Excerpted data >>
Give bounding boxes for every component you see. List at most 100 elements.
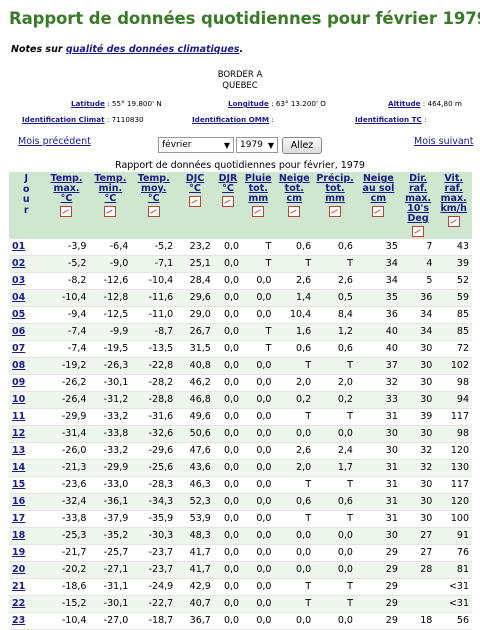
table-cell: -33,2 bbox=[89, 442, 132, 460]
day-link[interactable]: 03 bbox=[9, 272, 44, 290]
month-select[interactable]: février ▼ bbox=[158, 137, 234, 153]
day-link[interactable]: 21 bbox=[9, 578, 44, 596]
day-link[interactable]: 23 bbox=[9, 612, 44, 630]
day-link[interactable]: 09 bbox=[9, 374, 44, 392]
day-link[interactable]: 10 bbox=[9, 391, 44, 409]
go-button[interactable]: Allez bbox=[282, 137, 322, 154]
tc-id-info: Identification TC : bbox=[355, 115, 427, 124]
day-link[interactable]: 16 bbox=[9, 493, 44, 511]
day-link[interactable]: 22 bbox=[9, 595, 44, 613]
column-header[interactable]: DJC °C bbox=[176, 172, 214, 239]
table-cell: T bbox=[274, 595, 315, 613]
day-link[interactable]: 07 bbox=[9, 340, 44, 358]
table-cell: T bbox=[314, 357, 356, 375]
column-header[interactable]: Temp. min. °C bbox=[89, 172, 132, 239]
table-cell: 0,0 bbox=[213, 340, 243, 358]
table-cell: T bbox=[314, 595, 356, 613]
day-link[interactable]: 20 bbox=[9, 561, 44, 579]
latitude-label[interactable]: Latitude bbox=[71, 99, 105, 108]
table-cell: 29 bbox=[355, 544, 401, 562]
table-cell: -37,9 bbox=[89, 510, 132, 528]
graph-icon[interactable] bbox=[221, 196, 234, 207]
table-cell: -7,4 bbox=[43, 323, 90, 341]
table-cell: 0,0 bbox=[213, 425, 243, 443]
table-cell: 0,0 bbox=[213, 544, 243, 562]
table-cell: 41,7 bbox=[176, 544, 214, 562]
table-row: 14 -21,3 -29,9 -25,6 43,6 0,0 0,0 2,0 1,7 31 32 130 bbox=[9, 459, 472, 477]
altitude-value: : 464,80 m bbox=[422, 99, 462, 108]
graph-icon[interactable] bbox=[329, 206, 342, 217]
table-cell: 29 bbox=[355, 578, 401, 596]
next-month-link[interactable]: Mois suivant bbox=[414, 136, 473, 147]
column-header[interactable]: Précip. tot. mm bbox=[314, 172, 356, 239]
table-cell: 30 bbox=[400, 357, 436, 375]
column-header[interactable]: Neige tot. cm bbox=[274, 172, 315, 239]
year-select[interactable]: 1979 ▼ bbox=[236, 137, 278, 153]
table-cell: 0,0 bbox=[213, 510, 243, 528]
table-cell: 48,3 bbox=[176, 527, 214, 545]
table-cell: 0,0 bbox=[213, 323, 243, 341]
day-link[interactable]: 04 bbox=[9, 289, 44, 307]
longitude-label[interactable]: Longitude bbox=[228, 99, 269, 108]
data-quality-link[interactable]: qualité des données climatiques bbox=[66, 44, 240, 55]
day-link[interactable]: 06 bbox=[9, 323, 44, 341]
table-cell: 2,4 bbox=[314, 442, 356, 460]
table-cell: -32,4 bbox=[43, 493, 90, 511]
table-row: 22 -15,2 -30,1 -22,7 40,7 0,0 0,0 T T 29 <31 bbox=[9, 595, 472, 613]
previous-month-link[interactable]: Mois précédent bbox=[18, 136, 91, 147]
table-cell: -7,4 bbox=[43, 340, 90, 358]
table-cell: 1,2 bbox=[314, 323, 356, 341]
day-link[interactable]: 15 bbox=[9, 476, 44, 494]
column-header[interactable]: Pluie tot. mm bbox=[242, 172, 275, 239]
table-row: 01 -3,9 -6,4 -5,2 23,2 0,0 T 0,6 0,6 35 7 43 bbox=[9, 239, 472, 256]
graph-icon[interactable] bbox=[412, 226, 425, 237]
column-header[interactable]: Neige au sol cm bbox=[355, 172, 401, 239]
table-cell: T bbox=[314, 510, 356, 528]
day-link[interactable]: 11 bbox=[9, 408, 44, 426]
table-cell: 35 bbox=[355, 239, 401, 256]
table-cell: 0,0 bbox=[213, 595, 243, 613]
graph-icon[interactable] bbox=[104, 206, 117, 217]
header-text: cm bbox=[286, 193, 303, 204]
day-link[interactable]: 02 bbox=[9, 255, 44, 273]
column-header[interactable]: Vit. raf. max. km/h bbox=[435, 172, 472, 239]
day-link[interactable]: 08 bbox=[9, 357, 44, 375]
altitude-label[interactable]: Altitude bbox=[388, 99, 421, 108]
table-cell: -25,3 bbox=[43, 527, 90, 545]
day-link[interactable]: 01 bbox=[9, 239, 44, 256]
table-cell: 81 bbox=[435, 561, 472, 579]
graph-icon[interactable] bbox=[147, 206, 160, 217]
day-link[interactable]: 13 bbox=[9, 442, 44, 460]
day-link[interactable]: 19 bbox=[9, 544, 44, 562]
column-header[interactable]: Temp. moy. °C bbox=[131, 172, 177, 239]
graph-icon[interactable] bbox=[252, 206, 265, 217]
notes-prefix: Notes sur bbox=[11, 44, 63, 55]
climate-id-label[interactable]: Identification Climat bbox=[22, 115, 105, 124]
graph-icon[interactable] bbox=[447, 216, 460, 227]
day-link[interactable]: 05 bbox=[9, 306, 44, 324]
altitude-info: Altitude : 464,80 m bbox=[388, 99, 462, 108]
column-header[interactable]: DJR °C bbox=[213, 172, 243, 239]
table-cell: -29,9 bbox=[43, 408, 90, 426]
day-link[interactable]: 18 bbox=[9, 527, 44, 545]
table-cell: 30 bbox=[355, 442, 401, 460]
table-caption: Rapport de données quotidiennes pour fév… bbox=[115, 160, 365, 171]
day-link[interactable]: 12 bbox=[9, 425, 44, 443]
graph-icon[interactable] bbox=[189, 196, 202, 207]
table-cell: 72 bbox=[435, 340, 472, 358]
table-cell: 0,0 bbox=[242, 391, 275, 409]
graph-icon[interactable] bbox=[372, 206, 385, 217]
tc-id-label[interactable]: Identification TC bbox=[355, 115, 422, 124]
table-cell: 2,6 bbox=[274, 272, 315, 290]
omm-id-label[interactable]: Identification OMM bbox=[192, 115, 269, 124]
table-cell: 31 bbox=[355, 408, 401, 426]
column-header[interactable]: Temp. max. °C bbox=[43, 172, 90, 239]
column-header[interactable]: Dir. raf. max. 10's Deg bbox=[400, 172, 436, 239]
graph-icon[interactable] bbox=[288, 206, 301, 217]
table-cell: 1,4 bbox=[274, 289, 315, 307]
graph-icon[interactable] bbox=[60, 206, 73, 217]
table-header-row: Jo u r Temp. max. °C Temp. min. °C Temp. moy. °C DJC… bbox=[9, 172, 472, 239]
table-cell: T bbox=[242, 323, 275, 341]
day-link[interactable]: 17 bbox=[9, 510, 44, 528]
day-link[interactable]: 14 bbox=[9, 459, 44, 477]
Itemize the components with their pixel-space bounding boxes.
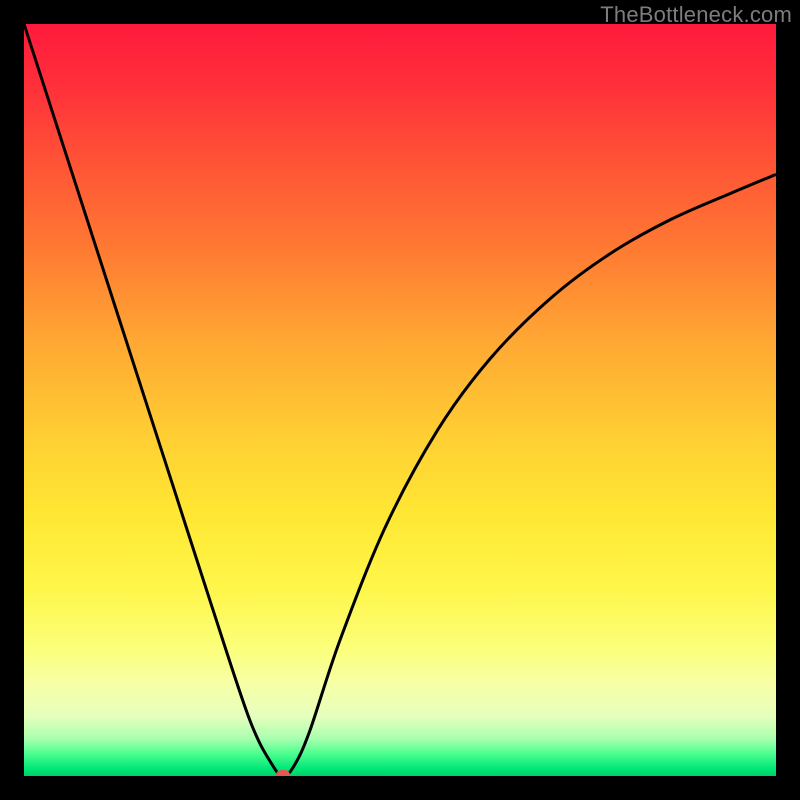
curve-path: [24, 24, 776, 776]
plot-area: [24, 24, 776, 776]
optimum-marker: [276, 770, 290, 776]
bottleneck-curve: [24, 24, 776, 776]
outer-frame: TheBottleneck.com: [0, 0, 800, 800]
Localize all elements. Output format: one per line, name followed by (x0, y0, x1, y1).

What you will do >> Update the data above by replacing "day-link" with "day-cell" everywhere it appears, and keep everything else unchanged. Leave the pictures out of your answer.

Task solution >>
Give bounding boxes for every component you see. List at most 100 elements.
table-cell: -33,2 bbox=[89, 442, 132, 460]
day-cell[interactable]: 03 bbox=[9, 272, 44, 290]
month-select[interactable]: février ▼ bbox=[158, 137, 234, 153]
day-cell[interactable]: 21 bbox=[9, 578, 44, 596]
day-cell[interactable]: 23 bbox=[9, 612, 44, 630]
day-cell[interactable]: 09 bbox=[9, 374, 44, 392]
day-cell[interactable]: 10 bbox=[9, 391, 44, 409]
go-button[interactable]: Allez bbox=[282, 137, 322, 154]
tc-id-info: Identification TC : bbox=[355, 115, 427, 124]
day-cell[interactable]: 16 bbox=[9, 493, 44, 511]
day-cell[interactable]: 22 bbox=[9, 595, 44, 613]
column-header[interactable]: DJC °C bbox=[176, 172, 214, 239]
table-cell: T bbox=[274, 595, 315, 613]
day-cell[interactable]: 07 bbox=[9, 340, 44, 358]
table-cell: T bbox=[314, 357, 356, 375]
column-header[interactable]: Temp. min. °C bbox=[89, 172, 132, 239]
table-cell: 0,0 bbox=[213, 340, 243, 358]
table-cell: T bbox=[314, 595, 356, 613]
day-cell[interactable]: 20 bbox=[9, 561, 44, 579]
latitude-label[interactable]: Latitude bbox=[71, 99, 105, 108]
table-cell: 29 bbox=[355, 544, 401, 562]
table-cell: -37,9 bbox=[89, 510, 132, 528]
graph-icon[interactable] bbox=[221, 196, 234, 207]
table-cell: -7,4 bbox=[43, 323, 90, 341]
table-cell: 0,0 bbox=[213, 425, 243, 443]
table-cell: 0,0 bbox=[213, 544, 243, 562]
table-cell: 41,7 bbox=[176, 544, 214, 562]
table-row: 14 -21,3 -29,9 -25,6 43,6 0,0 0,0 2,0 1,7 31 32 130 bbox=[9, 459, 472, 477]
altitude-value: : 464,80 m bbox=[422, 99, 462, 108]
graph-icon[interactable] bbox=[329, 206, 342, 217]
table-cell: 29 bbox=[355, 578, 401, 596]
next-month-link[interactable]: Mois suivant bbox=[414, 136, 473, 147]
column-header[interactable]: Précip. tot. mm bbox=[314, 172, 356, 239]
table-cell: 30 bbox=[400, 357, 436, 375]
column-header[interactable]: Neige tot. cm bbox=[274, 172, 315, 239]
year-select[interactable]: 1979 ▼ bbox=[236, 137, 278, 153]
table-cell: 0,0 bbox=[213, 510, 243, 528]
table-cell: 48,3 bbox=[176, 527, 214, 545]
table-cell: 0,0 bbox=[213, 323, 243, 341]
day-cell[interactable]: 04 bbox=[9, 289, 44, 307]
longitude-label[interactable]: Longitude bbox=[228, 99, 269, 108]
data-quality-link[interactable]: qualité des données climatiques bbox=[66, 44, 240, 55]
day-cell[interactable]: 06 bbox=[9, 323, 44, 341]
table-cell: 2,4 bbox=[314, 442, 356, 460]
table-cell: -32,4 bbox=[43, 493, 90, 511]
table-row: 22 -15,2 -30,1 -22,7 40,7 0,0 0,0 T T 29 <31 bbox=[9, 595, 472, 613]
previous-month-link[interactable]: Mois précédent bbox=[18, 136, 91, 147]
table-cell: -7,4 bbox=[43, 340, 90, 358]
table-cell: 1,2 bbox=[314, 323, 356, 341]
day-cell[interactable]: 15 bbox=[9, 476, 44, 494]
column-header[interactable]: Pluie tot. mm bbox=[242, 172, 275, 239]
table-row: 01 -3,9 -6,4 -5,2 23,2 0,0 T 0,6 0,6 35 7 43 bbox=[9, 239, 472, 256]
graph-icon[interactable] bbox=[412, 226, 425, 237]
column-header[interactable]: Neige au sol cm bbox=[355, 172, 401, 239]
table-cell: T bbox=[314, 510, 356, 528]
day-cell[interactable]: 11 bbox=[9, 408, 44, 426]
table-cell: 35 bbox=[355, 239, 401, 256]
table-cell: 0,0 bbox=[213, 595, 243, 613]
graph-icon[interactable] bbox=[104, 206, 117, 217]
header-text: cm bbox=[286, 193, 303, 204]
day-cell[interactable]: 02 bbox=[9, 255, 44, 273]
column-header[interactable]: Vit. raf. max. km/h bbox=[435, 172, 472, 239]
day-cell[interactable]: 08 bbox=[9, 357, 44, 375]
altitude-label[interactable]: Altitude bbox=[388, 99, 421, 108]
table-cell: -25,3 bbox=[43, 527, 90, 545]
day-cell[interactable]: 01 bbox=[9, 239, 44, 256]
table-cell: 81 bbox=[435, 561, 472, 579]
graph-icon[interactable] bbox=[147, 206, 160, 217]
day-cell[interactable]: 13 bbox=[9, 442, 44, 460]
day-cell[interactable]: 19 bbox=[9, 544, 44, 562]
column-header[interactable]: Temp. moy. °C bbox=[131, 172, 177, 239]
graph-icon[interactable] bbox=[252, 206, 265, 217]
notes-prefix: Notes sur bbox=[11, 44, 63, 55]
climate-id-label[interactable]: Identification Climat bbox=[22, 115, 105, 124]
graph-icon[interactable] bbox=[447, 216, 460, 227]
day-cell[interactable]: 05 bbox=[9, 306, 44, 324]
altitude-info: Altitude : 464,80 m bbox=[388, 99, 462, 108]
column-header[interactable]: DJR °C bbox=[213, 172, 243, 239]
table-cell: -29,9 bbox=[43, 408, 90, 426]
day-cell[interactable]: 18 bbox=[9, 527, 44, 545]
table-cell: 30 bbox=[355, 442, 401, 460]
table-caption: Rapport de données quotidiennes pour fév… bbox=[115, 160, 365, 171]
day-cell[interactable]: 12 bbox=[9, 425, 44, 443]
graph-icon[interactable] bbox=[189, 196, 202, 207]
table-cell: 72 bbox=[435, 340, 472, 358]
table-cell: 0,0 bbox=[242, 391, 275, 409]
graph-icon[interactable] bbox=[372, 206, 385, 217]
tc-id-label[interactable]: Identification TC bbox=[355, 115, 422, 124]
table-cell: 2,6 bbox=[274, 272, 315, 290]
omm-id-label[interactable]: Identification OMM bbox=[192, 115, 269, 124]
table-cell: 31 bbox=[355, 408, 401, 426]
column-header[interactable]: Temp. max. °C bbox=[43, 172, 90, 239]
column-header[interactable]: Dir. raf. max. 10's Deg bbox=[400, 172, 436, 239]
graph-icon[interactable] bbox=[288, 206, 301, 217]
table-cell: 1,4 bbox=[274, 289, 315, 307]
graph-icon[interactable] bbox=[60, 206, 73, 217]
table-header-row: Jo u r Temp. max. °C Temp. min. °C Temp. moy. °C DJC… bbox=[9, 172, 472, 239]
table-cell: T bbox=[242, 323, 275, 341]
day-cell[interactable]: 17 bbox=[9, 510, 44, 528]
day-cell[interactable]: 14 bbox=[9, 459, 44, 477]
Itemize the components with their pixel-space bounding boxes.
curve-path: [24, 24, 776, 776]
plot-area: [24, 24, 776, 776]
optimum-marker: [276, 770, 290, 776]
bottleneck-curve: [24, 24, 776, 776]
outer-frame: TheBottleneck.com: [0, 0, 800, 800]
Localize all elements. Output format: one per line, name followed by (x0, y0, x1, y1).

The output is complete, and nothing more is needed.